--- Exercise goal ---
Pictures stay out of the copy; restate everything else in the material exactly.

--- Extracted data entries ---
++++
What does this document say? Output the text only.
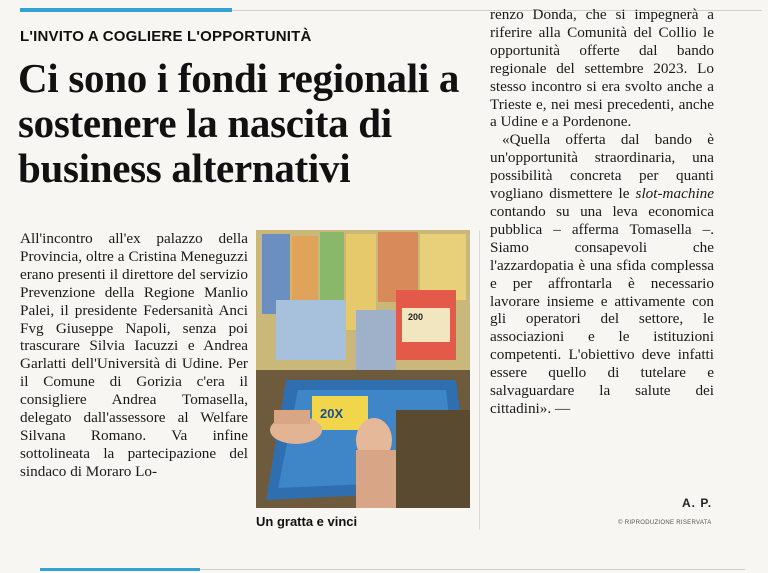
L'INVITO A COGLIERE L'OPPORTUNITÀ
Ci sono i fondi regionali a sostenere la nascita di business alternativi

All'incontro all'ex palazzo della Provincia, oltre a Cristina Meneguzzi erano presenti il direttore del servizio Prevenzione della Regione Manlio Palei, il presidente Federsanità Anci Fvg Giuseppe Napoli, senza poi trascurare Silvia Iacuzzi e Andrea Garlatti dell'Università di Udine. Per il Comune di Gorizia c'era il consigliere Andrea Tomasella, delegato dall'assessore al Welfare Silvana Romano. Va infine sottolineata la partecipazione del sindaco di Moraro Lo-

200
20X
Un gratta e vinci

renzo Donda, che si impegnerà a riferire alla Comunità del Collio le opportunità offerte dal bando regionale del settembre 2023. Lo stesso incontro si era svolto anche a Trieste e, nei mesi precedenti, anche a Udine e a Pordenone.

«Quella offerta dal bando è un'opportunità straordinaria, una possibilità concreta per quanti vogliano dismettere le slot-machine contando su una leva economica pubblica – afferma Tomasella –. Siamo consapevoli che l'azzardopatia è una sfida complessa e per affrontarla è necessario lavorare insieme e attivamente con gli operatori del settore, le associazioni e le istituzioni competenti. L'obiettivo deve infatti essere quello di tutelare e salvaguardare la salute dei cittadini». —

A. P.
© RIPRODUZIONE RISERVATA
++++
--- Output for this exercise ---
What does this document say? Output the text only.
L'INVITO A COGLIERE L'OPPORTUNITÀ
Ci sono i fondi regionali a sostenere la nascita di business alternativi

All'incontro all'ex palazzo della Provincia, oltre a Cristina Meneguzzi erano presenti il direttore del servizio Prevenzione della Regione Manlio Palei, il presidente Federsanità Anci Fvg Giuseppe Napoli, senza poi trascurare Silvia Iacuzzi e Andrea Garlatti dell'Università di Udine. Per il Comune di Gorizia c'era il consigliere Andrea Tomasella, delegato dall'assessore al Welfare Silvana Romano. Va infine sottolineata la partecipazione del sindaco di Moraro Lo-

200
20X
Un gratta e vinci

renzo Donda, che si impegnerà a riferire alla Comunità del Collio le opportunità offerte dal bando regionale del settembre 2023. Lo stesso incontro si era svolto anche a Trieste e, nei mesi precedenti, anche a Udine e a Pordenone.

«Quella offerta dal bando è un'opportunità straordinaria, una possibilità concreta per quanti vogliano dismettere le slot-machine contando su una leva economica pubblica – afferma Tomasella –. Siamo consapevoli che l'azzardopatia è una sfida complessa e per affrontarla è necessario lavorare insieme e attivamente con gli operatori del settore, le associazioni e le istituzioni competenti. L'obiettivo deve infatti essere quello di tutelare e salvaguardare la salute dei cittadini». —

A. P.
© RIPRODUZIONE RISERVATA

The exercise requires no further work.